* [Your goal]: Count how many lines below contain the word "JSON", then give that number alone.
· · · · ·
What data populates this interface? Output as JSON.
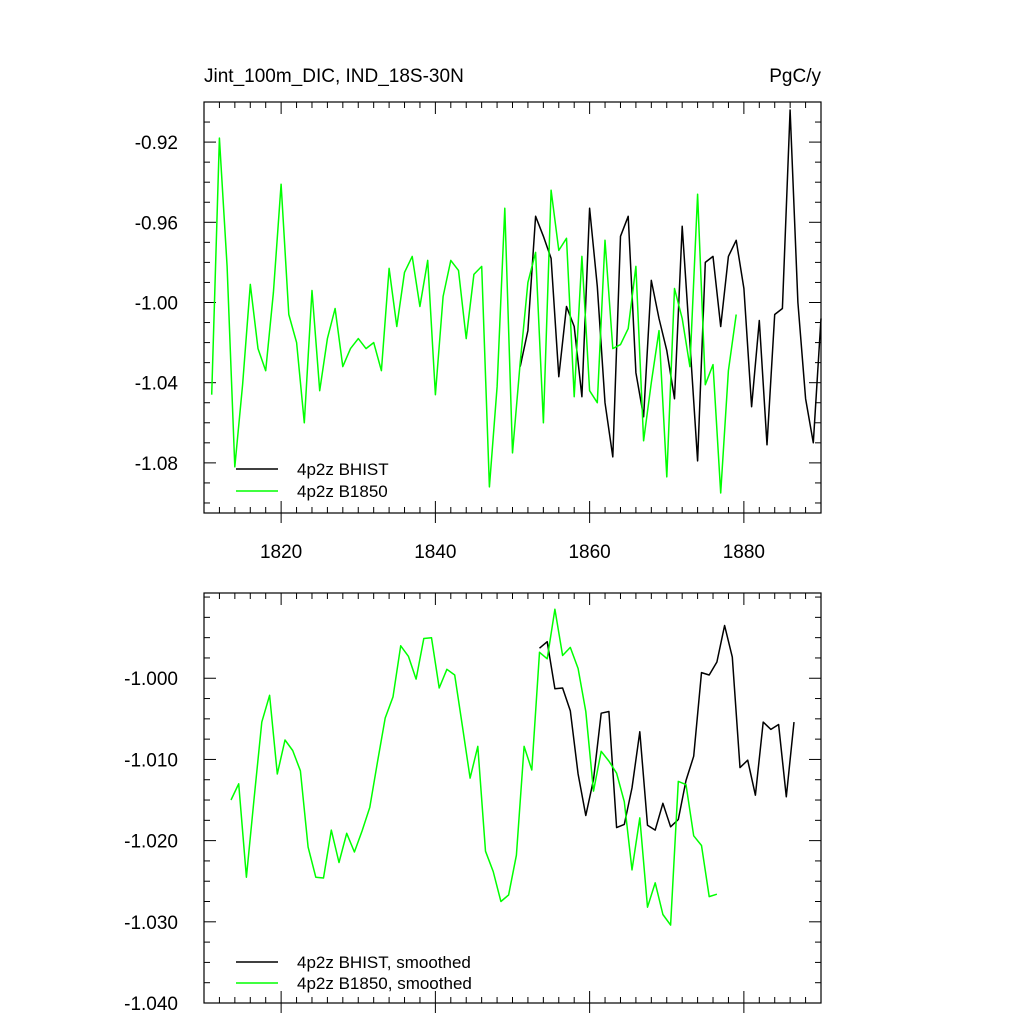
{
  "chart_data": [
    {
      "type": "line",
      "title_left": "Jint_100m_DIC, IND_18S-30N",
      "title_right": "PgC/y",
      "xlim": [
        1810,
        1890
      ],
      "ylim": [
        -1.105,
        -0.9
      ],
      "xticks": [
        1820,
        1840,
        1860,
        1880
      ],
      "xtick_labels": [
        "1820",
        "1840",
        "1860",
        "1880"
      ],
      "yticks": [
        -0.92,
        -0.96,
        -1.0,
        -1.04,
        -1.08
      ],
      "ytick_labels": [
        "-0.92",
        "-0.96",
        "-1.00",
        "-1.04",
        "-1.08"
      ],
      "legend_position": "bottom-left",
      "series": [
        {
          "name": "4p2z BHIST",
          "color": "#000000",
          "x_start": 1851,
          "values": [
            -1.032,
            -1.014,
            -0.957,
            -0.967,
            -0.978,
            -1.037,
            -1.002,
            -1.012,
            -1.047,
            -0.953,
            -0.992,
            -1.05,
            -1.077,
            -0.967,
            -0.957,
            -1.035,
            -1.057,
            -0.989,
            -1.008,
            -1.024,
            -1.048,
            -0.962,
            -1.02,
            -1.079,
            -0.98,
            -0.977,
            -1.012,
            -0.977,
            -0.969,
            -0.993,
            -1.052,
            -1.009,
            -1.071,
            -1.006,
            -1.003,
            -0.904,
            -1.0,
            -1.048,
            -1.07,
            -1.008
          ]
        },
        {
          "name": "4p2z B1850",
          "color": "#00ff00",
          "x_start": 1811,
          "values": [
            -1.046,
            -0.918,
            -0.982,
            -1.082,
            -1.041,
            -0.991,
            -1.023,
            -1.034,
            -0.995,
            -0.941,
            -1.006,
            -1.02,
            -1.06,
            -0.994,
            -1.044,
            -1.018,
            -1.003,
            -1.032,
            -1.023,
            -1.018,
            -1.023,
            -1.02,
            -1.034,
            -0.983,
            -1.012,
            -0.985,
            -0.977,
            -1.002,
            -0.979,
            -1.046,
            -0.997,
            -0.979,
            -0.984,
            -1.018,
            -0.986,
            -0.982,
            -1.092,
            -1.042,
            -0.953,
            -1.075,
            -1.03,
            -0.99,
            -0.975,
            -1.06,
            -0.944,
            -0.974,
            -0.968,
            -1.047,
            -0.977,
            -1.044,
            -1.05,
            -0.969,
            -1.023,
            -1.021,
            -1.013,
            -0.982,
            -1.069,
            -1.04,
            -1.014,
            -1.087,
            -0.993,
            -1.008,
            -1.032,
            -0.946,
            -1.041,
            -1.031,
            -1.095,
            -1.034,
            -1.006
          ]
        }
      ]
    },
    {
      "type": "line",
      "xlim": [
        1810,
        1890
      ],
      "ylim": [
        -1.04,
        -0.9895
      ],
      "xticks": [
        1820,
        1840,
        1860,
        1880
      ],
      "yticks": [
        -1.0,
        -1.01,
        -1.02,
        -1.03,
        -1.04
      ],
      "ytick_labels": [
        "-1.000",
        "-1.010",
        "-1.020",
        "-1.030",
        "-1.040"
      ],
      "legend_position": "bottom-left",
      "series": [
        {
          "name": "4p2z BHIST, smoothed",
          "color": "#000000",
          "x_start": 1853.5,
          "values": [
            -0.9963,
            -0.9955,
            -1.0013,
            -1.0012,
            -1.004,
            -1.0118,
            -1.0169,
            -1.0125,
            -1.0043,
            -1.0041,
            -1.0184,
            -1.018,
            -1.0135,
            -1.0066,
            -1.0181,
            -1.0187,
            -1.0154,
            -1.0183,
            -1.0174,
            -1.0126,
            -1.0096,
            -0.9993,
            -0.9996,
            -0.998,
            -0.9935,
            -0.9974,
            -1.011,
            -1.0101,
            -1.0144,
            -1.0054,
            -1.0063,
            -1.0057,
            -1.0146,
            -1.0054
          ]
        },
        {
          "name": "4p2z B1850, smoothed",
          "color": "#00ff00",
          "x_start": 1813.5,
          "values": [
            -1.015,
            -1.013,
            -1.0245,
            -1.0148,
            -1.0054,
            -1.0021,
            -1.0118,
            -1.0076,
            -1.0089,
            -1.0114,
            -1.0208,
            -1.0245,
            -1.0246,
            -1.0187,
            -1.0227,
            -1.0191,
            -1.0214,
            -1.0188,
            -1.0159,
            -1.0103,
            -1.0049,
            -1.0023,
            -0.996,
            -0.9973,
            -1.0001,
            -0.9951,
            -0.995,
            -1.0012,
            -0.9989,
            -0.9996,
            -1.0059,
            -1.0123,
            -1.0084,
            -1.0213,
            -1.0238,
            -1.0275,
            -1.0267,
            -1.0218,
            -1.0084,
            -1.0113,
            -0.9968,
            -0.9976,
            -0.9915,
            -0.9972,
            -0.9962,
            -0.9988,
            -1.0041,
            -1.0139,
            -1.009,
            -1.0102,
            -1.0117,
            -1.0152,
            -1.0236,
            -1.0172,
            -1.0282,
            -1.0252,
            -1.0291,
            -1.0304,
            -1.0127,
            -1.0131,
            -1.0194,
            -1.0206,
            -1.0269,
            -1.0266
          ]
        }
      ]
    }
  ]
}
· · · · ·
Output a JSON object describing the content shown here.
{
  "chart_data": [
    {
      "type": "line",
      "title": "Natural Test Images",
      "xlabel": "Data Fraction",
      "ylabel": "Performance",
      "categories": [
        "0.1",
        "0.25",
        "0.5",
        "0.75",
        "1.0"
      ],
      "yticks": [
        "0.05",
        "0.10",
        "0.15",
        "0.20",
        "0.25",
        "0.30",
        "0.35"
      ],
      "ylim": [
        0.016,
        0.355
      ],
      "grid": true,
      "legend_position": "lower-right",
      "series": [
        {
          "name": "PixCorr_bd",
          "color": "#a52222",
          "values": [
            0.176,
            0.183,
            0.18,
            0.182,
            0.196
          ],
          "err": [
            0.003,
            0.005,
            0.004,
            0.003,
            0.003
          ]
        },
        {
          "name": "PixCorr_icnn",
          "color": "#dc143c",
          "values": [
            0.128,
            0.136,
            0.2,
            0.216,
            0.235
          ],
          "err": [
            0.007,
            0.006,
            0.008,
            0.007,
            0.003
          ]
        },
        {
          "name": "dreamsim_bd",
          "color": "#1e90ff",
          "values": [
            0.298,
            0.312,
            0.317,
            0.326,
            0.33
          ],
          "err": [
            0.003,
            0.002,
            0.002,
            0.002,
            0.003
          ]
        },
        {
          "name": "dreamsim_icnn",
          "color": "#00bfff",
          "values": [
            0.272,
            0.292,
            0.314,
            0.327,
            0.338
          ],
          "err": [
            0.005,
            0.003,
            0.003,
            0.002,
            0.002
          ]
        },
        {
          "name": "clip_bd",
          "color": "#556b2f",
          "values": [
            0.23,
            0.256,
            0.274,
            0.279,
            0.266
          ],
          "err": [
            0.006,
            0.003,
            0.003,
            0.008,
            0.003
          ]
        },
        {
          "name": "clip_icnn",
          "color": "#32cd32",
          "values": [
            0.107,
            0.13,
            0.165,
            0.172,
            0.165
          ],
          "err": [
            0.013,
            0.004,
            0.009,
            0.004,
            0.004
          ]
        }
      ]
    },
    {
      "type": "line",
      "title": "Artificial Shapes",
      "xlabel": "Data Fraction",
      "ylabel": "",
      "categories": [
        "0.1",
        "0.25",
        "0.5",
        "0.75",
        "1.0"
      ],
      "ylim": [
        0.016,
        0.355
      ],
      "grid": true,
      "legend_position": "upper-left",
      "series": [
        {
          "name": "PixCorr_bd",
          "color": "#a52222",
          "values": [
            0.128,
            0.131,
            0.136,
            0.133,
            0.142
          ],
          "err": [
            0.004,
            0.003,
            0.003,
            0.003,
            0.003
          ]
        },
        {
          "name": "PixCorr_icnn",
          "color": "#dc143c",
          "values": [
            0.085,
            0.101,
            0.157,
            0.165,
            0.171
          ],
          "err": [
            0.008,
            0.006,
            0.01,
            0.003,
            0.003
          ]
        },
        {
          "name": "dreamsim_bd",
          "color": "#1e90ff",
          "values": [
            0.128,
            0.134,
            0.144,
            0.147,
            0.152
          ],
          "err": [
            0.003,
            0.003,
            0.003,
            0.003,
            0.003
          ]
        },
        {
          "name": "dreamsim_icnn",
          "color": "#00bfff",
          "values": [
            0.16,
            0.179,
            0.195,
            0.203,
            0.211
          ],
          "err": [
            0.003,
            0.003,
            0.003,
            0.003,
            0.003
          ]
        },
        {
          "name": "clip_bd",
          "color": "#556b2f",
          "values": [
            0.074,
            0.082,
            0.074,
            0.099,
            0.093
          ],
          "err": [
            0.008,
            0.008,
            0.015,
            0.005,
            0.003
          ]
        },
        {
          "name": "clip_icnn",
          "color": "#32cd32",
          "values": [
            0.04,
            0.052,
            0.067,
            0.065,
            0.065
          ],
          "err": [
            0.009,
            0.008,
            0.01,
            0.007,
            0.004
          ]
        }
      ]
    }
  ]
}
· · · · ·
* [Answer to the exercise]: 2